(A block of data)
--- begin ---
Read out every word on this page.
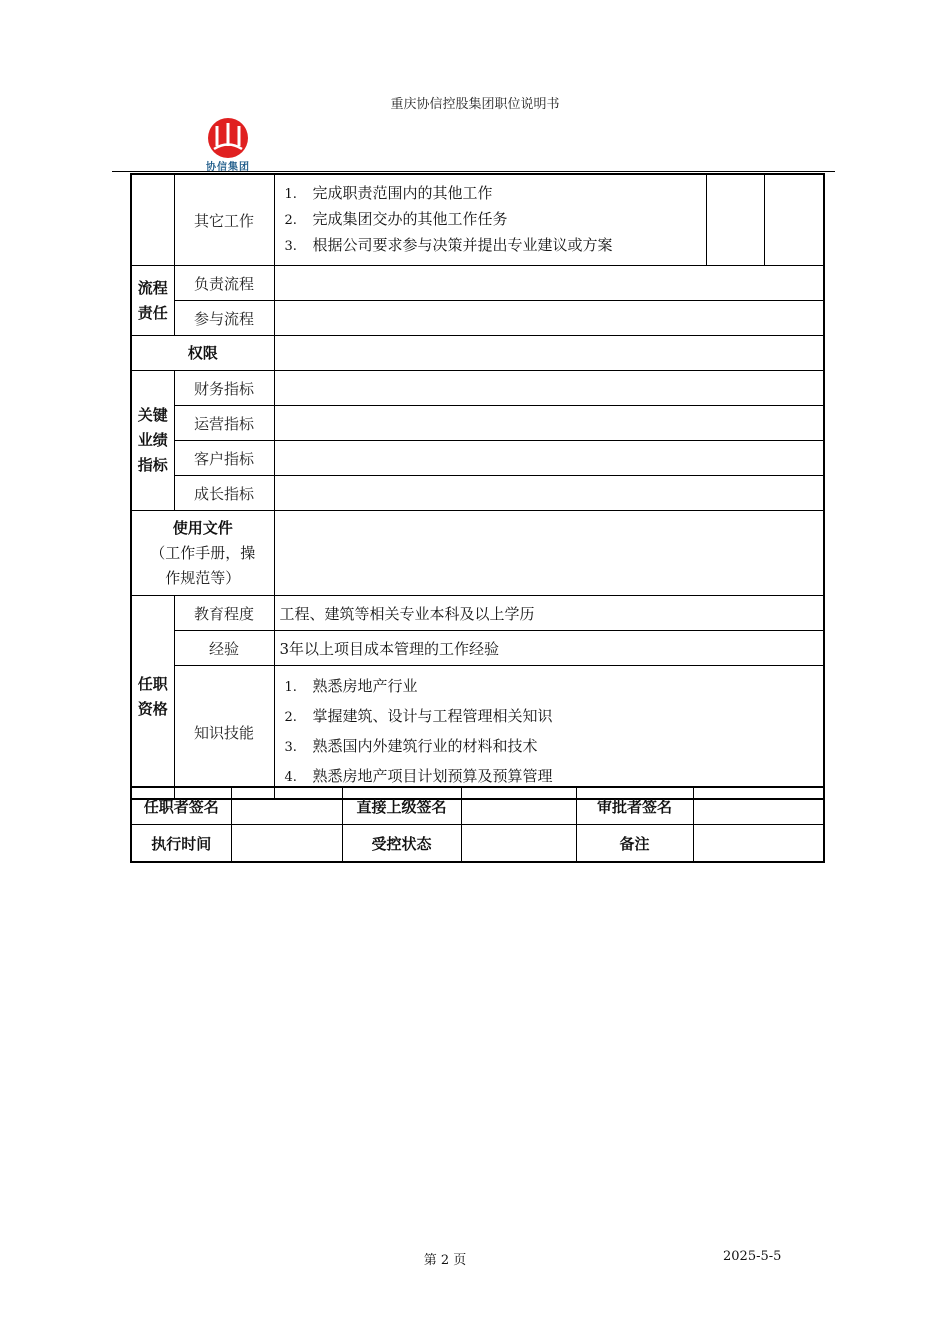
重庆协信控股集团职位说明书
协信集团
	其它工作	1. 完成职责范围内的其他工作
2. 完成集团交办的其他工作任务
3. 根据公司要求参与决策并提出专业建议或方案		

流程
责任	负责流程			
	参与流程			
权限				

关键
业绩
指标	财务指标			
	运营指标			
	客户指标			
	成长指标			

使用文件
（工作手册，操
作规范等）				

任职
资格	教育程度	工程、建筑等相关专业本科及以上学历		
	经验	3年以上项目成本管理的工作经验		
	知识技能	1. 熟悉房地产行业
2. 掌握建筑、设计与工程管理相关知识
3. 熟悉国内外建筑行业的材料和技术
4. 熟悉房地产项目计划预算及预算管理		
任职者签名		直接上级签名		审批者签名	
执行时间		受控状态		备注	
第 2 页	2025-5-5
--- end ---
## What needs to be done:
Without the pictures, reproduce every line of the records above exactly.

## Written response:
Read out every word on this page.
重庆协信控股集团职位说明书
协信集团
	其它工作	1. 完成职责范围内的其他工作
2. 完成集团交办的其他工作任务
3. 根据公司要求参与决策并提出专业建议或方案		

流程
责任	负责流程			
	参与流程			
权限				

关键
业绩
指标	财务指标			
	运营指标			
	客户指标			
	成长指标			

使用文件
（工作手册，操
作规范等）				

任职
资格	教育程度	工程、建筑等相关专业本科及以上学历		
	经验	3年以上项目成本管理的工作经验		
	知识技能	1. 熟悉房地产行业
2. 掌握建筑、设计与工程管理相关知识
3. 熟悉国内外建筑行业的材料和技术
4. 熟悉房地产项目计划预算及预算管理		
任职者签名		直接上级签名		审批者签名	
执行时间		受控状态		备注	
第 2 页	2025-5-5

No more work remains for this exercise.